» **WHAT IS REQUIRED**
Keep only the lines of the listing that include the word "length", and copy them.

(Records from a collection)
***

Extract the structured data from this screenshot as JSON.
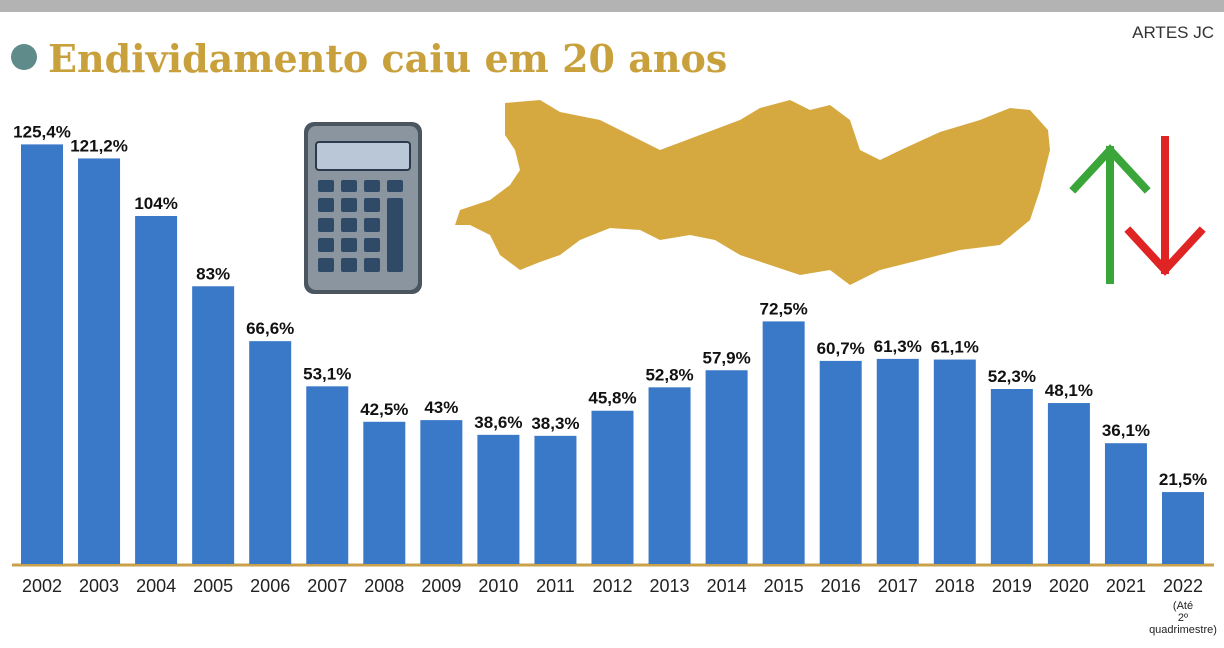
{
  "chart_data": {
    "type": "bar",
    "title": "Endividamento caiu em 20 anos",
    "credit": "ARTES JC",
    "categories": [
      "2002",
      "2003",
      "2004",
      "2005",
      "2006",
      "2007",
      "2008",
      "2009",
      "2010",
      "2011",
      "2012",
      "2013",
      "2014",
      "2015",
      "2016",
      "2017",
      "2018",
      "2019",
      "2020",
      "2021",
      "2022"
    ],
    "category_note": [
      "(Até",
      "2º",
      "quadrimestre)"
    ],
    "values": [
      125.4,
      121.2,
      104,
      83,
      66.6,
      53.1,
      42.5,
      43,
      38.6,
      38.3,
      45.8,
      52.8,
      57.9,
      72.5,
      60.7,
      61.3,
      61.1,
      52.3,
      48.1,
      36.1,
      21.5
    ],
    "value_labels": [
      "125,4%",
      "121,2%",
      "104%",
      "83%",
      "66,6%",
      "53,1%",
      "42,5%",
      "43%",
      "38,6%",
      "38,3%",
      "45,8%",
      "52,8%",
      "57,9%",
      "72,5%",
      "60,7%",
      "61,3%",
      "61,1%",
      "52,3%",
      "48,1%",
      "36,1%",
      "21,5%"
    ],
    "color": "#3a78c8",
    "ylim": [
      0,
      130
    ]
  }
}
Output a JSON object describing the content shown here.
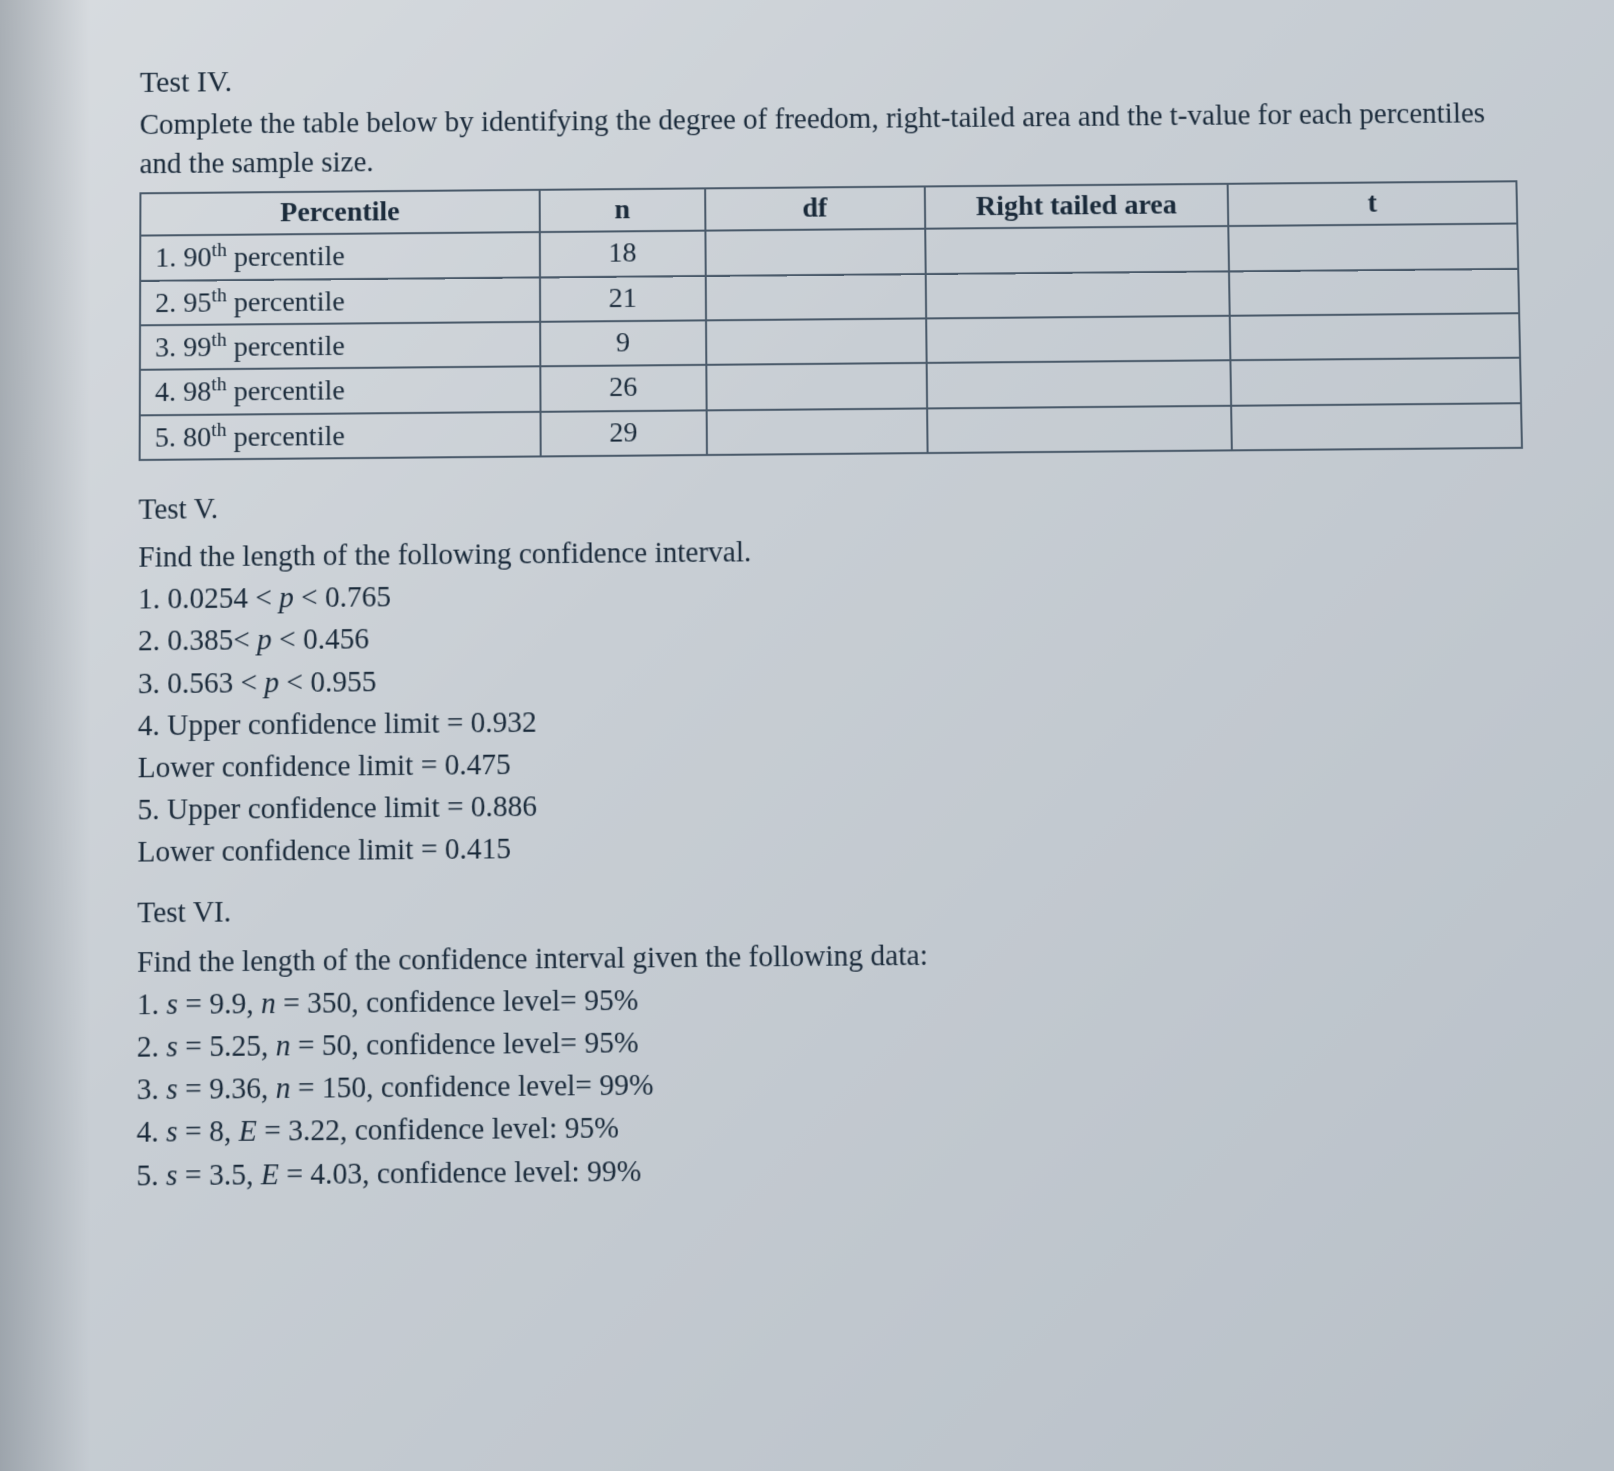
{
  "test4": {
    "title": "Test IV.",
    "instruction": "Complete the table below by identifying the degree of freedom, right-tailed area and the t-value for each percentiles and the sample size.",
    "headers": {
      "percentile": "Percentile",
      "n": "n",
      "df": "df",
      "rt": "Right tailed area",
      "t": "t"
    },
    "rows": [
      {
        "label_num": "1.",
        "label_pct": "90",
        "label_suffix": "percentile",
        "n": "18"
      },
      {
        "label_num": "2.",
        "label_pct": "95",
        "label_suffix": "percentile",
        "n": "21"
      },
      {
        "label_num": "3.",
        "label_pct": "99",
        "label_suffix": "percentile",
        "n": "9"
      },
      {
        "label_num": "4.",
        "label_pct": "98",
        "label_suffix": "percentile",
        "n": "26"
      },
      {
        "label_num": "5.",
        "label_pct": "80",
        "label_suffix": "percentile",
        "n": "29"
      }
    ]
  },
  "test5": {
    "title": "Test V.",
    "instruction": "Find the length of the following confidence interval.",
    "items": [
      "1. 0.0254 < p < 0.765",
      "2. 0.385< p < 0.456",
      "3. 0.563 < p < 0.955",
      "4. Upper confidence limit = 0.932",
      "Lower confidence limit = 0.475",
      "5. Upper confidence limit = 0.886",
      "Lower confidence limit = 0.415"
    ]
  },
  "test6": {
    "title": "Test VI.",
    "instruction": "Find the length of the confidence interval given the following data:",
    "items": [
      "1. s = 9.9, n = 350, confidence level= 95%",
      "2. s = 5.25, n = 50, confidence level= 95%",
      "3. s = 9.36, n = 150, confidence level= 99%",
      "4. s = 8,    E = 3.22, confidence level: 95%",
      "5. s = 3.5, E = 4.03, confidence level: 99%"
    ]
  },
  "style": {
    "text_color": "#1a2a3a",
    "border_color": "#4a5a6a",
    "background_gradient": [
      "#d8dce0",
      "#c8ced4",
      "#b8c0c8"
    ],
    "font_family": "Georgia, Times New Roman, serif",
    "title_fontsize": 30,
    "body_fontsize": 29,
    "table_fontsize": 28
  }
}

***

» **RESULT**
    "instruction": "Find the length of the following confidence interval.",
    "instruction": "Find the length of the confidence interval given the following data:",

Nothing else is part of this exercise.